### TO-DO LIST
1) Please check whether each statement agrees with the dream account below, answering yes or no and quoting the words of the account that decide it. (a) In the first dream, the brother gave long, detailed answers. (b) The second dream took place in the girlfriend's grandparents' home. (c) The grandfather drove them to a place in front of a retirement trailer park.
2) Extend the dream account below with new sentences that pick up after its final line.

What caught me off guard was how brief his answers were and how he seemed to have no feeling. He wasn't disinterested in the conversation, but he seemed to brush off each question as though they were conquered and he didn't have to talk about them anymore. My replies were specific and I remember feeling peace as I answered them, that I had overcome specific portions of the addiction and was on the right path. I remember worrying that he was sober, but not recovered and worried that I would not be the same way. The dream ended with me telling him: "I have a rule, that no matter who it is I will marry in the future, before we get married, I will tell her about my addiction. If I don't, then I am not being honest with her." I remember seeing my brother's face in shock and concern for his own situation, then the dream closed.

---

The second dream was much shorter. In this dream, I was older, but still with my brother. This one took place in my girlfriend's grandparents' home. Apparently, the entire family new of my addiction and it was decided by my girlfriend's grandmother and myself that my brother and I go for a drive with her grandfather. He asked us where we should go. I replied, "Anywhere at least 15 minutes away where we can talk." He drove us to a place in front of a retirement trailer park and told us the importance of being clean. He referred to talks by general authorities of the church and explained that it was one of the biggest problems we had in society today. Again, I felt peace thinking about what he said and my responses were true and with conviction. The conversation ended and the youth from the ward came to the car and started to talk with us. I remember that they had a lot of respect for me and loved me. Then this dream closed.

### ITEMS
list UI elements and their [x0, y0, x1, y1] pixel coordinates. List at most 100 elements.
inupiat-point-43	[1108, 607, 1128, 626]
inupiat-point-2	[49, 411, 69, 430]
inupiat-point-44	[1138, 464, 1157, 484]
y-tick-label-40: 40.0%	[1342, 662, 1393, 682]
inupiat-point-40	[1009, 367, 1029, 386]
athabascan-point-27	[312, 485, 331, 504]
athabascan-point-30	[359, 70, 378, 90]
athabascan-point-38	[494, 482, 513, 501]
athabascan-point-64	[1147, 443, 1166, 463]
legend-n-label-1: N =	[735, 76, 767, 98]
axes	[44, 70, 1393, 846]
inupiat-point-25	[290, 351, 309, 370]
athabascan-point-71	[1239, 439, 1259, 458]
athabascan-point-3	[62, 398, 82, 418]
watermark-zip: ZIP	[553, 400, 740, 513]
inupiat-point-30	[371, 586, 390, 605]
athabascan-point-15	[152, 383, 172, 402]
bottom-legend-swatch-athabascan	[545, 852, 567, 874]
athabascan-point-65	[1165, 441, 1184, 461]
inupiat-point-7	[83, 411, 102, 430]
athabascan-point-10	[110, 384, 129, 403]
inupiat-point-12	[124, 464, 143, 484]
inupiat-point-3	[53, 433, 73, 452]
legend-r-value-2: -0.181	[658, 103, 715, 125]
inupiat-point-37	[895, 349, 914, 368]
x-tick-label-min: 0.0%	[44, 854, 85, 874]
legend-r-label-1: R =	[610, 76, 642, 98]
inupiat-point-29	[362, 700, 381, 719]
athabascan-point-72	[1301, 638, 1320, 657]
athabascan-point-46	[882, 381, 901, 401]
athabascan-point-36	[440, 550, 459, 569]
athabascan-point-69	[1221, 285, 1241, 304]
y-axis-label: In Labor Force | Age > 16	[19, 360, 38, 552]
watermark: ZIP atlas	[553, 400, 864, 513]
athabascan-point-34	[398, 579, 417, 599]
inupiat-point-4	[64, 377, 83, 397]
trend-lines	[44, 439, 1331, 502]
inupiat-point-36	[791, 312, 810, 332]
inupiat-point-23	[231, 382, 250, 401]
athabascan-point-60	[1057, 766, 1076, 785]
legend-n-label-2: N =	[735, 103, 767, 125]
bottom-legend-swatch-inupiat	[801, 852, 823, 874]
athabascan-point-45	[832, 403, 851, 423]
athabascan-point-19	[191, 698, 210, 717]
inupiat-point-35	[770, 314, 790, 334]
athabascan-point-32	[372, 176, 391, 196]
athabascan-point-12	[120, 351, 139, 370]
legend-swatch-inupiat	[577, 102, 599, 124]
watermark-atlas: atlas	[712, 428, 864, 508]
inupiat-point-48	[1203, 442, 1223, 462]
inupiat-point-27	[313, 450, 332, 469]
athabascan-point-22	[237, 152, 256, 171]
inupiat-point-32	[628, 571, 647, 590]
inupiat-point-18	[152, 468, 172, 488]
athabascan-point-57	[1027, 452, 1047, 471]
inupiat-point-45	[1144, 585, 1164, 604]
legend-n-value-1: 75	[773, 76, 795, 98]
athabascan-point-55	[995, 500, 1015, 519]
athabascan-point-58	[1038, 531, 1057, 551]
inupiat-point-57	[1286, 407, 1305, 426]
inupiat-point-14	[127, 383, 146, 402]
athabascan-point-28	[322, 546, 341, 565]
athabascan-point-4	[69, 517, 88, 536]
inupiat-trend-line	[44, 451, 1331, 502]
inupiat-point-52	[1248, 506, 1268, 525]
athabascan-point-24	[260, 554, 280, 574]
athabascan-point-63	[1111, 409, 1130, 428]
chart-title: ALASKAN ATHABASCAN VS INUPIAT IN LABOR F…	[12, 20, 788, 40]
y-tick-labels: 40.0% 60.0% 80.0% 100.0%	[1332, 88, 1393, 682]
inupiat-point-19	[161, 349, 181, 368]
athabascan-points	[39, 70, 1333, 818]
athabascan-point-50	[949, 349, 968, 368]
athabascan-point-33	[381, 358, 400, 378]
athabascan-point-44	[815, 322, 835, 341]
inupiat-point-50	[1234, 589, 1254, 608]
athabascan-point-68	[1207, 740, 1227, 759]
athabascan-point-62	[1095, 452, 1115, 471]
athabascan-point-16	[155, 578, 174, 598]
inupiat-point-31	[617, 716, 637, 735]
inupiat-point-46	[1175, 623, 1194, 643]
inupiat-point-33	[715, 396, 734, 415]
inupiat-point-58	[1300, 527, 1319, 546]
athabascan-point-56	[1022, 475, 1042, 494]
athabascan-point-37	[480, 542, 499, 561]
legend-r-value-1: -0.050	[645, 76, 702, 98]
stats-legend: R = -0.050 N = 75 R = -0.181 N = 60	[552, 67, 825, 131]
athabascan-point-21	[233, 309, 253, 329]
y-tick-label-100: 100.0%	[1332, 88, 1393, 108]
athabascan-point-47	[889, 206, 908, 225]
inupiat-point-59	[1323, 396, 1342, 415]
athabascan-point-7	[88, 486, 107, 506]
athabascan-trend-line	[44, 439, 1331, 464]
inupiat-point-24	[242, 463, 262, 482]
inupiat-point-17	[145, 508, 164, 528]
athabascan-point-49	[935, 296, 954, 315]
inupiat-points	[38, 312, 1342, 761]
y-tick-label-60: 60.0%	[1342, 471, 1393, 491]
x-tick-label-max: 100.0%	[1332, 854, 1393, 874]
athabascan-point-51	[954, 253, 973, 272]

### THE ANSWERS
1)
(a) No: "What caught me off guard was how brief his answers were"
(b) Yes: "This one took place in my girlfriend's grandparents' home."
(c) Yes: "He drove us to a place in front of a retirement trailer park"

2)
---

The third dream was a little different. I was in the military with two others who were my friends (nobody I knew in real life). Apparently, we had received information that somehow we already knew a little of the future of our Recruiting Sergeant. We knew that he was a harsh leader, but fair and demanding and otherwise a really nice guy. It was our responsibility to join his platoon and watch out for him since we knew he was going to die soon from a heart attack, right before giving out cookies (this is important later). I therefore joined up and was somehow a higher rank than others as I had some privileges the other soldiers did not and I always was first in line.

The Sergeant regularly inspected our packs and organization skills. The dream ran through three or four of these in a row. I was eventually caught stashing some extra snack food in my pack, but he only had me throw it out and no more. He explained that if I was to be in charge of a group of soldiers I had to set the example. 

The time eventually came that he started showing signs of the heart attack. I ran and grabbed the other guys who knew it was going to happen and we joined our Sergeant in a supply room. We asked him what we should do. He told us to go ahead and take our share of the fresh chocolate chip cookies from the table on the other side of the room. We thought it strange this was his request when he told us one more piece of instruction: we were allowed to take as many cookies as we wanted so long as we had issues we had to overcome and stated what they were. We were to have anyone who took them do the same. However, we were not allowed to eat them, we had to give them to someone else. I immediately picked one up and said, "Well, I can take one right now. I have flat feet." I took a cookie and gave it to my Sergeant. He smiled exhaustively. Immediately, I thought of other issues I had, especially concerning my addictions and how many cookies I should take and give away. I felt a great peace once again. This is where the third dream ended.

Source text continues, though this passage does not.